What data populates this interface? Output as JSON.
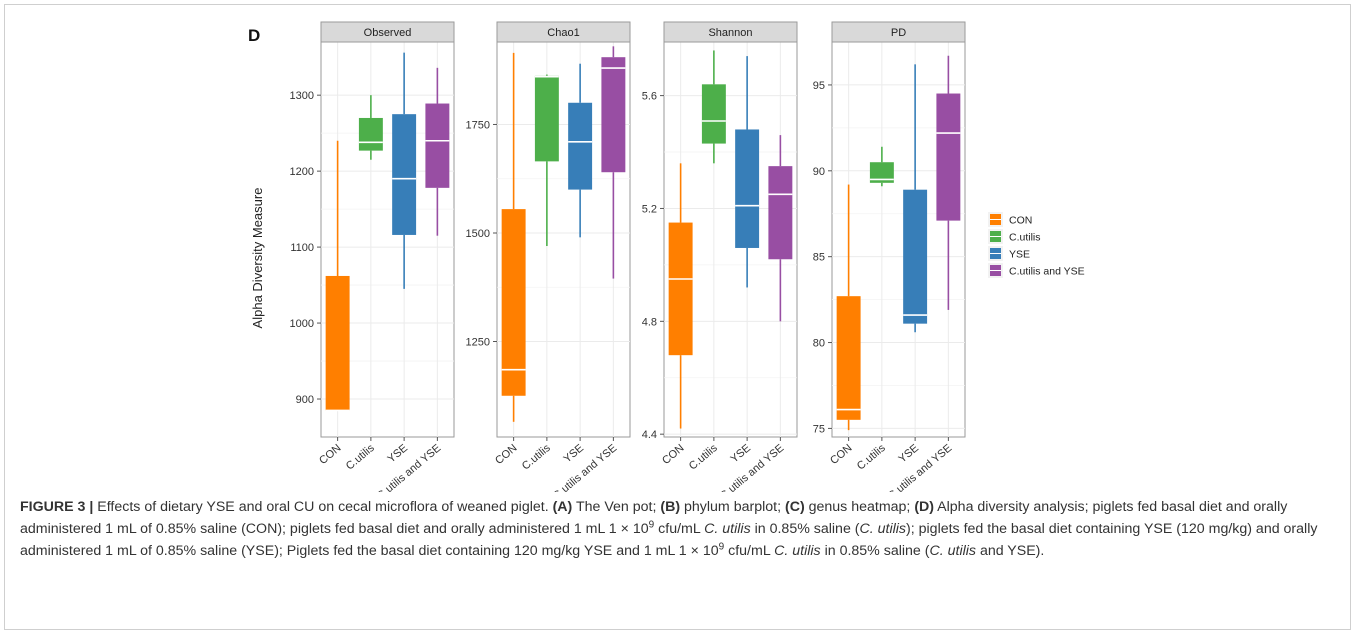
{
  "panel_label": "D",
  "y_axis_label": "Alpha Diversity Measure",
  "legend": {
    "placement": "right",
    "entries": [
      {
        "name": "CON",
        "color": "#FF7F00"
      },
      {
        "name": "C.utilis",
        "color": "#4DAF4A"
      },
      {
        "name": "YSE",
        "color": "#377EB8"
      },
      {
        "name": "C.utilis and YSE",
        "color": "#984EA3"
      }
    ]
  },
  "chart_data": [
    {
      "type": "boxplot",
      "title": "Observed",
      "categories": [
        "CON",
        "C.utilis",
        "YSE",
        "C.utilis and YSE"
      ],
      "ylim": [
        850,
        1370
      ],
      "yticks": [
        900,
        1000,
        1100,
        1200,
        1300
      ],
      "boxes": [
        {
          "min": 885,
          "q1": 885,
          "median": 885,
          "q3": 1062,
          "max": 1240
        },
        {
          "min": 1215,
          "q1": 1227,
          "median": 1238,
          "q3": 1270,
          "max": 1300
        },
        {
          "min": 1045,
          "q1": 1116,
          "median": 1190,
          "q3": 1275,
          "max": 1356
        },
        {
          "min": 1115,
          "q1": 1178,
          "median": 1240,
          "q3": 1289,
          "max": 1336
        }
      ]
    },
    {
      "type": "boxplot",
      "title": "Chao1",
      "categories": [
        "CON",
        "C.utilis",
        "YSE",
        "C.utilis and YSE"
      ],
      "ylim": [
        1030,
        1940
      ],
      "yticks": [
        1250,
        1500,
        1750
      ],
      "boxes": [
        {
          "min": 1065,
          "q1": 1125,
          "median": 1185,
          "q3": 1555,
          "max": 1915
        },
        {
          "min": 1470,
          "q1": 1665,
          "median": 1860,
          "q3": 1862,
          "max": 1865
        },
        {
          "min": 1490,
          "q1": 1600,
          "median": 1710,
          "q3": 1800,
          "max": 1890
        },
        {
          "min": 1395,
          "q1": 1640,
          "median": 1880,
          "q3": 1905,
          "max": 1930
        }
      ]
    },
    {
      "type": "boxplot",
      "title": "Shannon",
      "categories": [
        "CON",
        "C.utilis",
        "YSE",
        "C.utilis and YSE"
      ],
      "ylim": [
        4.39,
        5.79
      ],
      "yticks": [
        4.4,
        4.8,
        5.2,
        5.6
      ],
      "boxes": [
        {
          "min": 4.42,
          "q1": 4.68,
          "median": 4.95,
          "q3": 5.15,
          "max": 5.36
        },
        {
          "min": 5.36,
          "q1": 5.43,
          "median": 5.51,
          "q3": 5.64,
          "max": 5.76
        },
        {
          "min": 4.92,
          "q1": 5.06,
          "median": 5.21,
          "q3": 5.48,
          "max": 5.74
        },
        {
          "min": 4.8,
          "q1": 5.02,
          "median": 5.25,
          "q3": 5.35,
          "max": 5.46
        }
      ]
    },
    {
      "type": "boxplot",
      "title": "PD",
      "categories": [
        "CON",
        "C.utilis",
        "YSE",
        "C.utilis and YSE"
      ],
      "ylim": [
        74.5,
        97.5
      ],
      "yticks": [
        75,
        80,
        85,
        90,
        95
      ],
      "boxes": [
        {
          "min": 74.9,
          "q1": 75.5,
          "median": 76.1,
          "q3": 82.7,
          "max": 89.2
        },
        {
          "min": 89.1,
          "q1": 89.3,
          "median": 89.5,
          "q3": 90.5,
          "max": 91.4
        },
        {
          "min": 80.6,
          "q1": 81.1,
          "median": 81.6,
          "q3": 88.9,
          "max": 96.2
        },
        {
          "min": 81.9,
          "q1": 87.1,
          "median": 92.2,
          "q3": 94.5,
          "max": 96.7
        }
      ]
    }
  ],
  "caption": {
    "fig_label": "FIGURE 3 |",
    "intro": " Effects of dietary YSE and oral CU on cecal microflora of weaned piglet. ",
    "a_label": "(A)",
    "a_text": " The Ven pot; ",
    "b_label": "(B)",
    "b_text": " phylum barplot; ",
    "c_label": "(C)",
    "c_text": " genus heatmap; ",
    "d_label": "(D)",
    "d_text1": " Alpha diversity analysis; piglets fed basal diet and orally administered 1 mL of 0.85% saline (CON); piglets fed basal diet and orally administered 1 mL 1 × 10",
    "exp1": "9",
    "d_text2": " cfu/mL ",
    "sp1": "C. utilis",
    "d_text3": " in 0.85% saline (",
    "sp2": "C. utilis",
    "d_text4": "); piglets fed the basal diet containing YSE (120 mg/kg) and orally administered 1 mL of 0.85% saline (YSE); Piglets fed the basal diet containing 120 mg/kg YSE and 1 mL 1 × 10",
    "exp2": "9",
    "d_text5": " cfu/mL ",
    "sp3": "C. utilis",
    "d_text6": " in 0.85% saline (",
    "sp4": "C. utilis",
    "d_text7": " and YSE)."
  }
}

——————————

Stated problem:
Where a line of the data holds "saline", show that line.

Task solution:
    "d_text1": " Alpha diversity analysis; piglets fed basal diet and orally administered 1 mL of 0.85% saline (CON); piglets fed basal diet and orally administered 1 mL 1 × 10",
    "d_text3": " in 0.85% saline (",
    "d_text4": "); piglets fed the basal diet containing YSE (120 mg/kg) and orally administered 1 mL of 0.85% saline (YSE); Piglets fed the basal diet containing 120 mg/kg YSE and 1 mL 1 × 10",
    "d_text6": " in 0.85% saline (",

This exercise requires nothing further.